STATED GOAL » Pick out the lines below that include the string "tRNA".

DATA LINES »
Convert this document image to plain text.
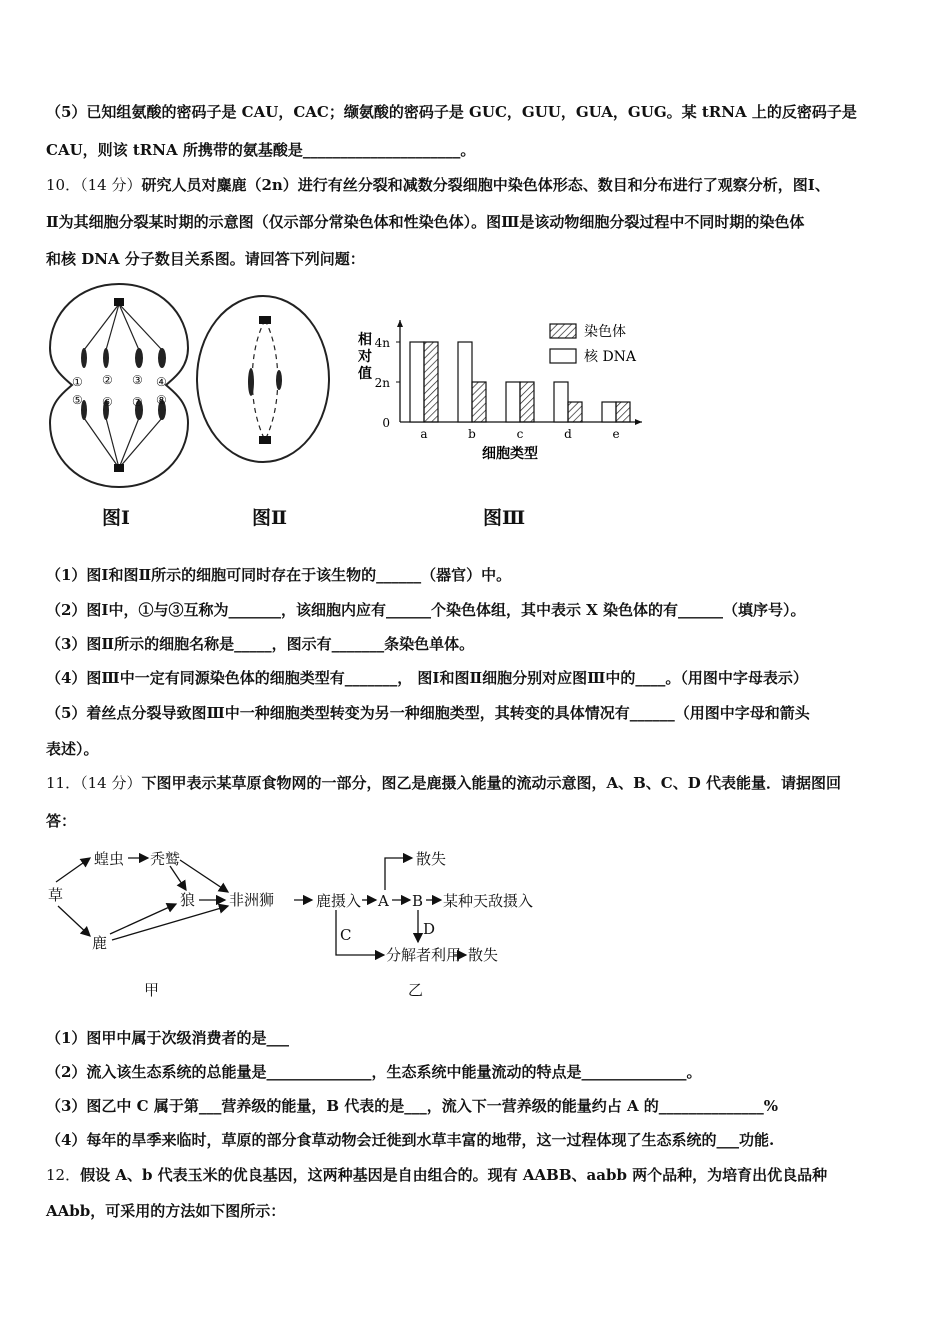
（5）已知组氨酸的密码子是 CAU，CAC；缬氨酸的密码子是 GUC，GUU，GUA，GUG。某 tRNA 上的反密码子是
CAU，则该 tRNA 所携带的氨基酸是_____________________。
10．（14 分）研究人员对麋鹿（2n）进行有丝分裂和减数分裂细胞中染色体形态、数目和分布进行了观察分析，图Ⅰ、
Ⅱ为其细胞分裂某时期的示意图（仅示部分常染色体和性染色体）。图Ⅲ是该动物细胞分裂过程中不同时期的染色体
和核 DNA 分子数目关系图。请回答下列问题：
① ② ③ ④
⑤ ⑥ ⑦ ⑧
图Ⅰ	图Ⅱ
相
对
值
0
2n
4n
a	b	c	d	e
细胞类型
染色体
核 DNA
图Ⅲ
（1）图Ⅰ和图Ⅱ所示的细胞可同时存在于该生物的______（器官）中。
（2）图Ⅰ中，①与③互称为_______，该细胞内应有______个染色体组，其中表示 X 染色体的有______（填序号）。
（3）图Ⅱ所示的细胞名称是_____，图示有_______条染色单体。
（4）图Ⅲ中一定有同源染色体的细胞类型有_______， 图Ⅰ和图Ⅱ细胞分别对应图Ⅲ中的____。（用图中字母表示）
（5）着丝点分裂导致图Ⅲ中一种细胞类型转变为另一种细胞类型，其转变的具体情况有______（用图中字母和箭头
表述）。
11．（14 分）下图甲表示某草原食物网的一部分，图乙是鹿摄入能量的流动示意图，A、B、C、D 代表能量．请据图回
答：
草
蝗虫 秃鹫
狼 非洲狮
鹿
甲
鹿摄入 A B 某种天敌摄入
散失
D
C
分解者利用 散失
乙
（1）图甲中属于次级消费者的是___
（2）流入该生态系统的总能量是______________，生态系统中能量流动的特点是______________。
（3）图乙中 C 属于第___营养级的能量，B 代表的是___，流入下一营养级的能量约占 A 的______________%
（4）每年的旱季来临时，草原的部分食草动物会迁徙到水草丰富的地带，这一过程体现了生态系统的___功能.
12．假设 A、b 代表玉米的优良基因，这两种基因是自由组合的。现有 AABB、aabb 两个品种，为培育出优良品种
AAbb，可采用的方法如下图所示：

TASK SOLUTION »
（5）已知组氨酸的密码子是 CAU，CAC；缬氨酸的密码子是 GUC，GUU，GUA，GUG。某 tRNA 上的反密码子是
CAU，则该 tRNA 所携带的氨基酸是_____________________。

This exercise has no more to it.